(Dataset items)

+===+

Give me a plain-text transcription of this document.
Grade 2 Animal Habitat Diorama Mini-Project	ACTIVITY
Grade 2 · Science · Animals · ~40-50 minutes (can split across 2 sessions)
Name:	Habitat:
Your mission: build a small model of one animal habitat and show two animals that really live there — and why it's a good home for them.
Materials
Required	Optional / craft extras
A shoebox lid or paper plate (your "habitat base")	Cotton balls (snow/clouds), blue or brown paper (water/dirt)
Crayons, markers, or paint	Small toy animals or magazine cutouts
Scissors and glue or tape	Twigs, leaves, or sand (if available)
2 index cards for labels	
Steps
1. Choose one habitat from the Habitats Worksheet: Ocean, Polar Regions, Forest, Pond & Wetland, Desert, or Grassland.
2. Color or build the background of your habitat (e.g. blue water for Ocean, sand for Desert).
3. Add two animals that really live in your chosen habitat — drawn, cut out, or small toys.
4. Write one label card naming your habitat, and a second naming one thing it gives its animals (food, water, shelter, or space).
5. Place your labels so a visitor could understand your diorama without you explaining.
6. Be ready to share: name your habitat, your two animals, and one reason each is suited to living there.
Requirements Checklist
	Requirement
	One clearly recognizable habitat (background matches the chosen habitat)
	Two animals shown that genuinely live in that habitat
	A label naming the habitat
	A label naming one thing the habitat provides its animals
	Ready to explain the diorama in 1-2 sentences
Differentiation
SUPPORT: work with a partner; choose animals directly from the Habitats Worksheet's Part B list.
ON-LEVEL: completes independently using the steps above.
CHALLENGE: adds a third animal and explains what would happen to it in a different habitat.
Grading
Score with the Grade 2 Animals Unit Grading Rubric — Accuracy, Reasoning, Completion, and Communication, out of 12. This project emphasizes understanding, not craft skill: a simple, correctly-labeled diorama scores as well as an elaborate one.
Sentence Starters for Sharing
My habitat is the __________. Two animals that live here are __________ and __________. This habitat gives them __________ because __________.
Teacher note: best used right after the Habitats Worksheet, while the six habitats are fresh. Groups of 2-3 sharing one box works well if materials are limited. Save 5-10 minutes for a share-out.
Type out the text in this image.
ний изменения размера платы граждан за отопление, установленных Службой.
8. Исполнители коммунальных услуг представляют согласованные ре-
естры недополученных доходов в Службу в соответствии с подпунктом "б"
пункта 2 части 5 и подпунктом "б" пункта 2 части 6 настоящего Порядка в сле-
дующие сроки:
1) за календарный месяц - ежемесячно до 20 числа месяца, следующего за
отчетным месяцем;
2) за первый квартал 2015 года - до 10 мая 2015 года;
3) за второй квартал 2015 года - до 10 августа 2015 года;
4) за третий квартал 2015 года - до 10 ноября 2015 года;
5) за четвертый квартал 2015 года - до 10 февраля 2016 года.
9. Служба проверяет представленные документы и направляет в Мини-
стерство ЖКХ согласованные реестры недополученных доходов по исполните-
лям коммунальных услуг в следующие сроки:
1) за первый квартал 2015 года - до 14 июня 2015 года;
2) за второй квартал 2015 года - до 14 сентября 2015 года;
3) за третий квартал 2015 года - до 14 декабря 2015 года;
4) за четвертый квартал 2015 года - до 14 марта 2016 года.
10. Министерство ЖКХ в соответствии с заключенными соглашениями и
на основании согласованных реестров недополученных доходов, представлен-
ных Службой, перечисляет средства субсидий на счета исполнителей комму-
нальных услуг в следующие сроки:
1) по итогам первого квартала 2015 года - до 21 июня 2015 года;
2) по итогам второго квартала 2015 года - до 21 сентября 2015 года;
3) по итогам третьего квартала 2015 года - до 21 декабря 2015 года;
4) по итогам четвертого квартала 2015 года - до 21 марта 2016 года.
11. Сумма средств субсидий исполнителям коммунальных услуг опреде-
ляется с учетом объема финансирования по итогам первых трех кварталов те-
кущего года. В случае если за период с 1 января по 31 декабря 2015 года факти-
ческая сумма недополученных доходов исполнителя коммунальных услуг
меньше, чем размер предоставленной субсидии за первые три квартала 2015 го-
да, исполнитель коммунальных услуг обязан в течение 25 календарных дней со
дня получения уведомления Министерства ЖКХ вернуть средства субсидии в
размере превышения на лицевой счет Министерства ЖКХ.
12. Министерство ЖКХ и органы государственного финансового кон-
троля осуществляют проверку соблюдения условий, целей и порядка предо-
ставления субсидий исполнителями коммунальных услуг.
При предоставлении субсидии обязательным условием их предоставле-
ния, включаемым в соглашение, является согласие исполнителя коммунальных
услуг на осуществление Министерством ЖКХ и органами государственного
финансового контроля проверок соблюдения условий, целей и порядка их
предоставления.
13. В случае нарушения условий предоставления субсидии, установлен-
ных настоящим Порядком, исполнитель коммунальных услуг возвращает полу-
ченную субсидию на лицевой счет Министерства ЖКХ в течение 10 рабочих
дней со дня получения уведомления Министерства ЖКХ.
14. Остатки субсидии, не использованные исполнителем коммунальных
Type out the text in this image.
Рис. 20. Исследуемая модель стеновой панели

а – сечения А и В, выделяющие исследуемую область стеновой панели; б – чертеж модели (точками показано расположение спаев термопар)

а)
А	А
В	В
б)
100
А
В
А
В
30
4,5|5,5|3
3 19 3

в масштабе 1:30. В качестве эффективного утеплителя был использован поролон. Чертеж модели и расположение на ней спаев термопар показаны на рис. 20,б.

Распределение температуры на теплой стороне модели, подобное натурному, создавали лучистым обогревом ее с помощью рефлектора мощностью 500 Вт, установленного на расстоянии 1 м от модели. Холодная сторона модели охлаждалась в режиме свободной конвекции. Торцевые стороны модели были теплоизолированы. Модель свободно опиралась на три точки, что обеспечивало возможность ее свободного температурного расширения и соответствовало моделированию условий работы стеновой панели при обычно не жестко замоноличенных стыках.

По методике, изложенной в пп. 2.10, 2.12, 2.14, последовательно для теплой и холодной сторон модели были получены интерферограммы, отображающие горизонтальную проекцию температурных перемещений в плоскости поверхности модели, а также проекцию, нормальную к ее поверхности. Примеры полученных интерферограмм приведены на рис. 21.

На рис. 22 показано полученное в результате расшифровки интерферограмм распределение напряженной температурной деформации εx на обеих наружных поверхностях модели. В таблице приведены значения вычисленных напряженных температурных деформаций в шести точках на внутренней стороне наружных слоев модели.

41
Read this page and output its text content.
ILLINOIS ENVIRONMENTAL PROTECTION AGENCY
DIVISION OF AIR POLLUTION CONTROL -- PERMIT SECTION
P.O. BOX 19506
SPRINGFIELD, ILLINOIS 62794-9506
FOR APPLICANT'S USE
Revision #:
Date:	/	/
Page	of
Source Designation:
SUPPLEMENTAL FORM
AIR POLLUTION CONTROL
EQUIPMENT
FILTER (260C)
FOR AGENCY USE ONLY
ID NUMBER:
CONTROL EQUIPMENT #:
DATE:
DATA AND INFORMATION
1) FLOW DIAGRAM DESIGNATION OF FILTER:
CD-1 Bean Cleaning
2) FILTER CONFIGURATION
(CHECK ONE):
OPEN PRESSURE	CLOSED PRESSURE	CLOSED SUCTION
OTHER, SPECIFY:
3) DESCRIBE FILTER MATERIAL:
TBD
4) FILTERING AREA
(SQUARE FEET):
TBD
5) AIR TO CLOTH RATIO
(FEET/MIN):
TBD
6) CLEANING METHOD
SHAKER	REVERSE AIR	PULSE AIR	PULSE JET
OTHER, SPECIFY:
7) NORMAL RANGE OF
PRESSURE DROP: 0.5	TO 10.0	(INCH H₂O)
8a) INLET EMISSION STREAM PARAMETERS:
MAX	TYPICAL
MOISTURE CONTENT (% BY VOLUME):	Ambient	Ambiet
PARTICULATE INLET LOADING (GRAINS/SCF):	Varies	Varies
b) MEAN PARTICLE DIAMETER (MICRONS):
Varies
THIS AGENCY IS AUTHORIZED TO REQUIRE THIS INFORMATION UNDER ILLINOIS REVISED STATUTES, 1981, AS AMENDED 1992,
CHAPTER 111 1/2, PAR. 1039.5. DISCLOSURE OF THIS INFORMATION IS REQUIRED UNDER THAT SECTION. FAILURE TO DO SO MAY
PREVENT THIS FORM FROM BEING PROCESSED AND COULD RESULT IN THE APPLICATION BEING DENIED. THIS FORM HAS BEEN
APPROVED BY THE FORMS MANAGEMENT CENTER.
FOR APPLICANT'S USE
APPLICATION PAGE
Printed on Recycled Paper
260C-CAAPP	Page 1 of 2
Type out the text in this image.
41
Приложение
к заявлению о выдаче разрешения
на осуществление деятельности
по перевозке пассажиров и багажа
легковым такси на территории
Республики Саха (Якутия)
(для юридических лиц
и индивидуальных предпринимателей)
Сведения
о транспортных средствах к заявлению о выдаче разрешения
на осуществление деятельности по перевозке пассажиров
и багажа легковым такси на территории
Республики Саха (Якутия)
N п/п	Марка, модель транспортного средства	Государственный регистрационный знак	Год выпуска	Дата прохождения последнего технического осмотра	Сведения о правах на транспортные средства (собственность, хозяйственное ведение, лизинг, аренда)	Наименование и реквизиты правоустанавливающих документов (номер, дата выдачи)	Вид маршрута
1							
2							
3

+===+

WHAT YOU SHOULD DO
Return only the number of lines in the entries that contain the string "субсидии".

EXERCISE OUTPUT
5